◆ EXERCISE GOAL
Below are some entries. Copy each line that holds the string "session".

===== INFORMATION SUPPLIED

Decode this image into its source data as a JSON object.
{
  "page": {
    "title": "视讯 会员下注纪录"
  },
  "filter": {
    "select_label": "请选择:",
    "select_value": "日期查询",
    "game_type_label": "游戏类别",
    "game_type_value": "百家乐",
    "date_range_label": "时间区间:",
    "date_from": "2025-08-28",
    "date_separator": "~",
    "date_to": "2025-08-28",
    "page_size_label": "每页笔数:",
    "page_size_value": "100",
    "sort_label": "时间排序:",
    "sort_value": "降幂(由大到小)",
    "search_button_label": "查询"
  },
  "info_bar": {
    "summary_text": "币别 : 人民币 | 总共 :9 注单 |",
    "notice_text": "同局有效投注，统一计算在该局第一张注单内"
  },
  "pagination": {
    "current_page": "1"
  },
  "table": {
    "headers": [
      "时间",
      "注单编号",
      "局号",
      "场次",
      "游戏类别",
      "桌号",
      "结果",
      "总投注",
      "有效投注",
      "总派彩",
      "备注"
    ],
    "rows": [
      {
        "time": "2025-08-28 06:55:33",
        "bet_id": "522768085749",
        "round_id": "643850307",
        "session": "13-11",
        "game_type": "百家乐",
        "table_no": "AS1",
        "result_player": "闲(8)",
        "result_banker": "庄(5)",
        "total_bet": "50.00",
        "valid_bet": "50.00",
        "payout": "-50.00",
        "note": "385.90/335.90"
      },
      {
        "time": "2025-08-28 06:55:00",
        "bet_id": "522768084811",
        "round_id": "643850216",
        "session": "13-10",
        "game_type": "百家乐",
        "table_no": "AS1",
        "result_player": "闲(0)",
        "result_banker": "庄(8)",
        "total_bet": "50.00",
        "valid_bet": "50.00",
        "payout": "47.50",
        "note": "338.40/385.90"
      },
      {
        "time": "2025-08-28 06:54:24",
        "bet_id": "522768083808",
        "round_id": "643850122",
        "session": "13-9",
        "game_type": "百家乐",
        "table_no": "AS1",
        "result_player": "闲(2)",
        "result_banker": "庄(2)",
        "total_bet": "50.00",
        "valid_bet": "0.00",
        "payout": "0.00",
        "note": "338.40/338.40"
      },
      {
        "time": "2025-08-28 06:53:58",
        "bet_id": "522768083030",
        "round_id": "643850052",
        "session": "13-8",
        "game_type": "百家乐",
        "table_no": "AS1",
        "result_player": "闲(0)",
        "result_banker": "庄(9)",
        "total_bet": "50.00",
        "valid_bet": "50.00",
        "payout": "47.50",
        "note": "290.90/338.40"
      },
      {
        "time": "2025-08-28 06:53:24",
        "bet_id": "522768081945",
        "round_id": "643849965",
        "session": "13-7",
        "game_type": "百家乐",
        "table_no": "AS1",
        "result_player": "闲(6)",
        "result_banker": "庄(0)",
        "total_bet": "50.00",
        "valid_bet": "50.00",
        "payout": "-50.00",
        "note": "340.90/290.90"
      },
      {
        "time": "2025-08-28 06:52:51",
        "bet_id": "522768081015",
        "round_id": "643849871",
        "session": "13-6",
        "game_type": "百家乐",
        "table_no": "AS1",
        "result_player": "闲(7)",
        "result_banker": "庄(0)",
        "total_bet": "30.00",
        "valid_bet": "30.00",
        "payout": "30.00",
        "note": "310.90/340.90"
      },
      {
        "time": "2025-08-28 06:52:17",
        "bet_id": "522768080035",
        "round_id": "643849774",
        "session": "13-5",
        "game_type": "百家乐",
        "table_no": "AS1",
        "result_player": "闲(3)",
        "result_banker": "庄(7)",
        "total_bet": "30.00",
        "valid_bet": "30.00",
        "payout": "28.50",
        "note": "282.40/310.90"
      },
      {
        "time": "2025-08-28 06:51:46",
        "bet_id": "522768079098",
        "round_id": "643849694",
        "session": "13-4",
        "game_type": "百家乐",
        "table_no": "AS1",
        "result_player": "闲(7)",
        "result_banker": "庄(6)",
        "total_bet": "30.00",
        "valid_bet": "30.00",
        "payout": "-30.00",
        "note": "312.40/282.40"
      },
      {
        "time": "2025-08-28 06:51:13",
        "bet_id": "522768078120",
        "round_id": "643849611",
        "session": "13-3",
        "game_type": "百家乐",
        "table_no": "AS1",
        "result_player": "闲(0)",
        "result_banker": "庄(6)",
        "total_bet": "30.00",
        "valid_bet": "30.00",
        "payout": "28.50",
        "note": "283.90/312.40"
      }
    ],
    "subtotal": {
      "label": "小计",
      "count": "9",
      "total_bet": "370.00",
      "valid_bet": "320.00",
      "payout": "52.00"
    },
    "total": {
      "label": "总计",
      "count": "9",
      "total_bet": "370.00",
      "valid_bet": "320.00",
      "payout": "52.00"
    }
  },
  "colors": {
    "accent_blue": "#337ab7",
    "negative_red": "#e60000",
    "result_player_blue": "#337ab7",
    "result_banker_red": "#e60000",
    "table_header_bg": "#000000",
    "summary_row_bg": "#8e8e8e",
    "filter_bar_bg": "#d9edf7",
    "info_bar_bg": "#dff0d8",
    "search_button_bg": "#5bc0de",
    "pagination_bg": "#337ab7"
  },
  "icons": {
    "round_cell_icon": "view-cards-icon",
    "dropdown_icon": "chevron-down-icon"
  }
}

==========

◆ ANSWER TO THIS TASK
        "session": "13-11",
        "session": "13-10",
        "session": "13-9",
        "session": "13-8",
        "session": "13-7",
        "session": "13-6",
        "session": "13-5",
        "session": "13-4",
        "session": "13-3",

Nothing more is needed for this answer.